— start of DATA EXTRACT —
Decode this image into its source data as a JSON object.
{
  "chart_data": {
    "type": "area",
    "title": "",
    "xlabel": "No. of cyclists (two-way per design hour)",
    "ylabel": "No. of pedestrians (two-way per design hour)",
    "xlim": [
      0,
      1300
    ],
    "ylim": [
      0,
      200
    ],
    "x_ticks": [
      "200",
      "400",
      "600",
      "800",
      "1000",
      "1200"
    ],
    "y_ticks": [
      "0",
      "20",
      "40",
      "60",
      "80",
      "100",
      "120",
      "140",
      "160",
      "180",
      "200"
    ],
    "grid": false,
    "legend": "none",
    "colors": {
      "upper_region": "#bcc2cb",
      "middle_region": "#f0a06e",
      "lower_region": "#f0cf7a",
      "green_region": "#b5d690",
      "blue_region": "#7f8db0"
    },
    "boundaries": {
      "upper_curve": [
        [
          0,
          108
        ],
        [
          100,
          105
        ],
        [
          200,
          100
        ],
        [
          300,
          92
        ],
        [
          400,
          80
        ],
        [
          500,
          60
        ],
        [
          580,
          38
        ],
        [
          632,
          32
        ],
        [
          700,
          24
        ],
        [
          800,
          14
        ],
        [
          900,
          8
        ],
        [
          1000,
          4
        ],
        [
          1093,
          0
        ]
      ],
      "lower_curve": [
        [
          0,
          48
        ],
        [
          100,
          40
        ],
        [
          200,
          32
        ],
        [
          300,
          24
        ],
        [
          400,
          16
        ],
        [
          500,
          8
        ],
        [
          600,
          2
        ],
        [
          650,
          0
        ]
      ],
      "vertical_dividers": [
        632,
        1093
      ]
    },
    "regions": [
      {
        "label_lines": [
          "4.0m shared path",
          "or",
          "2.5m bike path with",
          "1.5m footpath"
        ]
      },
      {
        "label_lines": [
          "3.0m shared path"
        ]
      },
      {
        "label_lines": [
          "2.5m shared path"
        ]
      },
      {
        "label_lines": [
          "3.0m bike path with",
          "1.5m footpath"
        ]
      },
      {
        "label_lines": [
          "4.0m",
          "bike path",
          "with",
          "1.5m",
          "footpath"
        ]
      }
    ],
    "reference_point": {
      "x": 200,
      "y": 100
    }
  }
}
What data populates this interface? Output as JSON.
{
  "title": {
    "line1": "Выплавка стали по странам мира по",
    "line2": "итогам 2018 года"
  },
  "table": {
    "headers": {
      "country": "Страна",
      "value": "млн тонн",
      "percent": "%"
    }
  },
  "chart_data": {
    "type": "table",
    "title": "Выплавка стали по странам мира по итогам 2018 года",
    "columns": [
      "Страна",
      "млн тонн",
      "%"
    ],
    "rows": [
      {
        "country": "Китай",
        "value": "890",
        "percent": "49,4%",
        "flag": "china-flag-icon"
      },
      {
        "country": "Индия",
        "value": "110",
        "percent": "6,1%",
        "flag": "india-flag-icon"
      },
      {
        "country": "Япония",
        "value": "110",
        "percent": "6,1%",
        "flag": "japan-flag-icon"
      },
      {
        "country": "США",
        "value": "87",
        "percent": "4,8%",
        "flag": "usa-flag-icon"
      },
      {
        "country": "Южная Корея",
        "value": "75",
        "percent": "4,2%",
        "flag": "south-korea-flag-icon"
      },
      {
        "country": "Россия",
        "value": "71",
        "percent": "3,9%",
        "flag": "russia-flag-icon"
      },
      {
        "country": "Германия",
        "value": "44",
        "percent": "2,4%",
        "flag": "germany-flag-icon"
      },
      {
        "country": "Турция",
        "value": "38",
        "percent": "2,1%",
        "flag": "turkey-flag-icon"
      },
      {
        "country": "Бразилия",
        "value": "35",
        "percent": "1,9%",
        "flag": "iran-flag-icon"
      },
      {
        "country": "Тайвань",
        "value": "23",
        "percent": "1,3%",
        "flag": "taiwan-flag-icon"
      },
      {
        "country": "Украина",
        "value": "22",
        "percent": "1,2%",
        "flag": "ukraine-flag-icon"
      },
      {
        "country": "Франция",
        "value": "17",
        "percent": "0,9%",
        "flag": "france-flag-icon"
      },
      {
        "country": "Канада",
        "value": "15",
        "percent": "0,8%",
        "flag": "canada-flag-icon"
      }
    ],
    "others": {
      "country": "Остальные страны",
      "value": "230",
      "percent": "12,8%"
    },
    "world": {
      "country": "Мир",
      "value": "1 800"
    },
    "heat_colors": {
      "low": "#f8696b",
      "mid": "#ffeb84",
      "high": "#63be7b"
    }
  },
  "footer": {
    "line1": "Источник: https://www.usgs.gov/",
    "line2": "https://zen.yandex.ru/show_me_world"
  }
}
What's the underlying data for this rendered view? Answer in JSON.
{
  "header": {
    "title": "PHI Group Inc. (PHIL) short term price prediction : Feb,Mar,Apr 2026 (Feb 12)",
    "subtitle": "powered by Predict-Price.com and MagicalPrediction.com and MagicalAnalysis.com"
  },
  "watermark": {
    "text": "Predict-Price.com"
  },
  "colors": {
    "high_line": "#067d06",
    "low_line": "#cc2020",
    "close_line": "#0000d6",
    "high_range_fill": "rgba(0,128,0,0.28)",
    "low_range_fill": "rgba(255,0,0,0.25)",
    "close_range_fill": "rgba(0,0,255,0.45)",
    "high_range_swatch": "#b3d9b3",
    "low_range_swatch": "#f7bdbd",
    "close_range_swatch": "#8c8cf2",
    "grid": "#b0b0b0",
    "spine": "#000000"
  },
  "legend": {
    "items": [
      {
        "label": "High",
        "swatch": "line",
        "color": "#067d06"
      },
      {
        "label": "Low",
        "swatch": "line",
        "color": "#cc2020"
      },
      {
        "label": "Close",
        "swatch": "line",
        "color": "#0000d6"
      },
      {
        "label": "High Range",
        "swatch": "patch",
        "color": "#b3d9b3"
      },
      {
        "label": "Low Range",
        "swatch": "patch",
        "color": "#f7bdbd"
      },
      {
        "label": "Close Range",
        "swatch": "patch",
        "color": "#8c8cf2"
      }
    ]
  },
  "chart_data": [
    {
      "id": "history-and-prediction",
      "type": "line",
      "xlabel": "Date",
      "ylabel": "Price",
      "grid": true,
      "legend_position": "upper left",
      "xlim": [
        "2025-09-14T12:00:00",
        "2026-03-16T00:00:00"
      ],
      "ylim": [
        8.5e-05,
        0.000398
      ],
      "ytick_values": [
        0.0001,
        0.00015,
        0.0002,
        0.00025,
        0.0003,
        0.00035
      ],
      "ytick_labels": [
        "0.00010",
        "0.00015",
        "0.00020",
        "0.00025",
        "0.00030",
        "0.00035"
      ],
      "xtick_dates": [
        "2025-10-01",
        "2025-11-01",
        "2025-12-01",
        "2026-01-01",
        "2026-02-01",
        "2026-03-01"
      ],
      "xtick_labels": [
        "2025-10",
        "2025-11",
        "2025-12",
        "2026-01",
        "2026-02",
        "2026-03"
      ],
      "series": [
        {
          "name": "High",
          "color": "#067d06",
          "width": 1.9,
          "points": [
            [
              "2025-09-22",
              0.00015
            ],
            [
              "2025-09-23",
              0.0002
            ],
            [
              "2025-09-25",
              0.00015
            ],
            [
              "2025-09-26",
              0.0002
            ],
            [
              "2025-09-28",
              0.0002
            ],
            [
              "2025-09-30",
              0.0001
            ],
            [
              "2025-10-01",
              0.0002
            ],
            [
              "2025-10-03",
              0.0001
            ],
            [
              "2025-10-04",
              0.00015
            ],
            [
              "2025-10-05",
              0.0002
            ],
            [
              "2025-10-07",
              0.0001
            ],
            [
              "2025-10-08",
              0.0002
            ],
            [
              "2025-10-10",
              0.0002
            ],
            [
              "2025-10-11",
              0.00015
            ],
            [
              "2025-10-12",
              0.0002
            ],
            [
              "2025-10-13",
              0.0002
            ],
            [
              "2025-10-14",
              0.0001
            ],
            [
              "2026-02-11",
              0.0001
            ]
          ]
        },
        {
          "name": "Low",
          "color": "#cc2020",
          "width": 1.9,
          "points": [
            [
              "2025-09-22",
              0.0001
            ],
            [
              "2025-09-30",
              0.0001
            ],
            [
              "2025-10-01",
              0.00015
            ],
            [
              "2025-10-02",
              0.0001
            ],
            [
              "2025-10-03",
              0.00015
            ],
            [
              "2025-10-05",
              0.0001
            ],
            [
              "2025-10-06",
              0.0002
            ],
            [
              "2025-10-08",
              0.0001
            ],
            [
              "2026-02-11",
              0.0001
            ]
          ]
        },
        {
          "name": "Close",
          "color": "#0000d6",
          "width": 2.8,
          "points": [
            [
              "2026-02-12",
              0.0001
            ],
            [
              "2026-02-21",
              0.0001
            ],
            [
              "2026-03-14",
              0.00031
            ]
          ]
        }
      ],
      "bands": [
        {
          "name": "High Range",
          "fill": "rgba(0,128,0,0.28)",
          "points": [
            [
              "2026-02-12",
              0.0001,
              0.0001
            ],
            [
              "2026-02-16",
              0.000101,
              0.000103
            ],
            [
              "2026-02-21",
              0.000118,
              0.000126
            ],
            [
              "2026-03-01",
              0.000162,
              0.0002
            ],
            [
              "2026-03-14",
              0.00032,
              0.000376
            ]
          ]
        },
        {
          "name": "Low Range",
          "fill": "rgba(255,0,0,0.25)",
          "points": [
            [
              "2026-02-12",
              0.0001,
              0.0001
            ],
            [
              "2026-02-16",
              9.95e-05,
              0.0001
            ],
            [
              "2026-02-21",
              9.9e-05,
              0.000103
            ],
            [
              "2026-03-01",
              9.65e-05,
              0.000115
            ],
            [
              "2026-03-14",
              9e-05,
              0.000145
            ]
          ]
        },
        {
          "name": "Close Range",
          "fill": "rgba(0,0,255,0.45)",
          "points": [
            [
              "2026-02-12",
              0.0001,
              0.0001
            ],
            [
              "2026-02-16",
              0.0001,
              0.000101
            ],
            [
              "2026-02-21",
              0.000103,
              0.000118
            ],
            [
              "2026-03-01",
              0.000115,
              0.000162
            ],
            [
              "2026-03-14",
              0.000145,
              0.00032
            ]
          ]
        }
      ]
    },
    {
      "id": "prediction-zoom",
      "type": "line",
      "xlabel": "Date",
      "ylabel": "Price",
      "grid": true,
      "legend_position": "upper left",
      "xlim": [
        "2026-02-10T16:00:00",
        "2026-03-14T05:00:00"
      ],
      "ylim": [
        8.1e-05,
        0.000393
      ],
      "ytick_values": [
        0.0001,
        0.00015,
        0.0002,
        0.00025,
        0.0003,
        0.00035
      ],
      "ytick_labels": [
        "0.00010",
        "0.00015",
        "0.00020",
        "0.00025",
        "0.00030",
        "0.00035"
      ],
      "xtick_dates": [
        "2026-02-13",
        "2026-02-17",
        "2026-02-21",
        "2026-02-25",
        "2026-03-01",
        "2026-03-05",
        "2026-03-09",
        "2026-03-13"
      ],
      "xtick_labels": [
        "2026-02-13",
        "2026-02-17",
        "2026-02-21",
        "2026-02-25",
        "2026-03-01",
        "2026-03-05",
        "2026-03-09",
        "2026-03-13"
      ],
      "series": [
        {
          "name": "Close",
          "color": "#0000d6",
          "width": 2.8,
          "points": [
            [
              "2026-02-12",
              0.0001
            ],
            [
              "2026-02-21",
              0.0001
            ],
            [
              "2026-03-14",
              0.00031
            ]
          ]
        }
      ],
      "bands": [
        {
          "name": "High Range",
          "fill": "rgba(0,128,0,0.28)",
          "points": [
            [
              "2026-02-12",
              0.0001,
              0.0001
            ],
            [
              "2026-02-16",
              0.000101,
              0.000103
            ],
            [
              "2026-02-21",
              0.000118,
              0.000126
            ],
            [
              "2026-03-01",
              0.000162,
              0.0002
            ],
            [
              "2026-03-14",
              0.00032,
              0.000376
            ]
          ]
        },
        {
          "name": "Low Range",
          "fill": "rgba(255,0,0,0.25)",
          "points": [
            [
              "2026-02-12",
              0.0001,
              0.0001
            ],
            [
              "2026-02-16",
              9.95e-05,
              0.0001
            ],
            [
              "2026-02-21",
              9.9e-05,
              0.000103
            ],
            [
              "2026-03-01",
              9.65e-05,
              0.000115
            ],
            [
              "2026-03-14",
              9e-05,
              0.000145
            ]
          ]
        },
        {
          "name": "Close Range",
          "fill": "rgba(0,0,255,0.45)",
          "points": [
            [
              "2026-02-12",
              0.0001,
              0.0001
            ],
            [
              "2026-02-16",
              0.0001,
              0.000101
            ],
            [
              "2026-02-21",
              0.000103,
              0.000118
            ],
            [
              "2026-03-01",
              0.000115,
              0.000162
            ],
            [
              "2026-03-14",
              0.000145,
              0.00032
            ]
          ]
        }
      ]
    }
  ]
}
— end of DATA EXTRACT —
Pull out every line above that holds the word "JSON".

== FULL SOLUTION ==
Decode this image into its source data as a JSON object.
What data populates this interface? Output as JSON.
What's the underlying data for this rendered view? Answer in JSON.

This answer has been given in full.